Give an exact copy of the data that follows.
------------------------
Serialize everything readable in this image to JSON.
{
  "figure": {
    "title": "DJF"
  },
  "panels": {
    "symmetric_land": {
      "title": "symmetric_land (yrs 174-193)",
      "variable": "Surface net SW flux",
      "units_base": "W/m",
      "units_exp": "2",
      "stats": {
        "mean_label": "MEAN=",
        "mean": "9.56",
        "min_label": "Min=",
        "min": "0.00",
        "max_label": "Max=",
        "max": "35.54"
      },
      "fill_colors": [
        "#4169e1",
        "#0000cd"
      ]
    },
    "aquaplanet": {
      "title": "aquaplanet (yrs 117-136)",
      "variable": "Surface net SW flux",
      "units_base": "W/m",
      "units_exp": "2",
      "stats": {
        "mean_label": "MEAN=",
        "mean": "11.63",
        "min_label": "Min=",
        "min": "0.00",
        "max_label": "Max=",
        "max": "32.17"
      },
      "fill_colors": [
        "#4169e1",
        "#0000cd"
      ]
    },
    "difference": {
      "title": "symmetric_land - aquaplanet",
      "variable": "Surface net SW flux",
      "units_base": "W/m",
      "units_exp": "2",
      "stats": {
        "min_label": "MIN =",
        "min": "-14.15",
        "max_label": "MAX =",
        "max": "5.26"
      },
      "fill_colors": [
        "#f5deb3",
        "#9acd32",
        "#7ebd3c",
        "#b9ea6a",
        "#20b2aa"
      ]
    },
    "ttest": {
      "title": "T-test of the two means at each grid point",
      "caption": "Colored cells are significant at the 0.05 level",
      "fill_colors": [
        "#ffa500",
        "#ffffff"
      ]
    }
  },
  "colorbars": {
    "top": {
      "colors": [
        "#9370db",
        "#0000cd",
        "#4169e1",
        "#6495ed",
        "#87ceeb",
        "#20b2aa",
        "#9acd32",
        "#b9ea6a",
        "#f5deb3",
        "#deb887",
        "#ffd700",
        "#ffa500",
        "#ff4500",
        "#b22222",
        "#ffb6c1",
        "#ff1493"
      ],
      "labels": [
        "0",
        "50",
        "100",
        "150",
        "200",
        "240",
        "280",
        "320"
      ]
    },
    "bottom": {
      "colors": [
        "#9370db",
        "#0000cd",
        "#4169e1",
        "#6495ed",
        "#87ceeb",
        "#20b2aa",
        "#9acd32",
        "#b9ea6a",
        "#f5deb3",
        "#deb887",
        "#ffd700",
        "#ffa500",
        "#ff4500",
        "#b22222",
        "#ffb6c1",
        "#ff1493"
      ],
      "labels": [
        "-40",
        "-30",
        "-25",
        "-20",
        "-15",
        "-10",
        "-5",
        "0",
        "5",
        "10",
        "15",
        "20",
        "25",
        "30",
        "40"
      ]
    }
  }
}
------------------------
RESPONSE:
Serialize everything readable in this image to JSON.
{
  "figure": {
    "title": "DJF"
  },
  "panels": {
    "symmetric_land": {
      "title": "symmetric_land (yrs 174-193)",
      "variable": "Surface net SW flux",
      "units_base": "W/m",
      "units_exp": "2",
      "stats": {
        "mean_label": "MEAN=",
        "mean": "9.56",
        "min_label": "Min=",
        "min": "0.00",
        "max_label": "Max=",
        "max": "35.54"
      },
      "fill_colors": [
        "#4169e1",
        "#0000cd"
      ]
    },
    "aquaplanet": {
      "title": "aquaplanet (yrs 117-136)",
      "variable": "Surface net SW flux",
      "units_base": "W/m",
      "units_exp": "2",
      "stats": {
        "mean_label": "MEAN=",
        "mean": "11.63",
        "min_label": "Min=",
        "min": "0.00",
        "max_label": "Max=",
        "max": "32.17"
      },
      "fill_colors": [
        "#4169e1",
        "#0000cd"
      ]
    },
    "difference": {
      "title": "symmetric_land - aquaplanet",
      "variable": "Surface net SW flux",
      "units_base": "W/m",
      "units_exp": "2",
      "stats": {
        "min_label": "MIN =",
        "min": "-14.15",
        "max_label": "MAX =",
        "max": "5.26"
      },
      "fill_colors": [
        "#f5deb3",
        "#9acd32",
        "#7ebd3c",
        "#b9ea6a",
        "#20b2aa"
      ]
    },
    "ttest": {
      "title": "T-test of the two means at each grid point",
      "caption": "Colored cells are significant at the 0.05 level",
      "fill_colors": [
        "#ffa500",
        "#ffffff"
      ]
    }
  },
  "colorbars": {
    "top": {
      "colors": [
        "#9370db",
        "#0000cd",
        "#4169e1",
        "#6495ed",
        "#87ceeb",
        "#20b2aa",
        "#9acd32",
        "#b9ea6a",
        "#f5deb3",
        "#deb887",
        "#ffd700",
        "#ffa500",
        "#ff4500",
        "#b22222",
        "#ffb6c1",
        "#ff1493"
      ],
      "labels": [
        "0",
        "50",
        "100",
        "150",
        "200",
        "240",
        "280",
        "320"
      ]
    },
    "bottom": {
      "colors": [
        "#9370db",
        "#0000cd",
        "#4169e1",
        "#6495ed",
        "#87ceeb",
        "#20b2aa",
        "#9acd32",
        "#b9ea6a",
        "#f5deb3",
        "#deb887",
        "#ffd700",
        "#ffa500",
        "#ff4500",
        "#b22222",
        "#ffb6c1",
        "#ff1493"
      ],
      "labels": [
        "-40",
        "-30",
        "-25",
        "-20",
        "-15",
        "-10",
        "-5",
        "0",
        "5",
        "10",
        "15",
        "20",
        "25",
        "30",
        "40"
      ]
    }
  }
}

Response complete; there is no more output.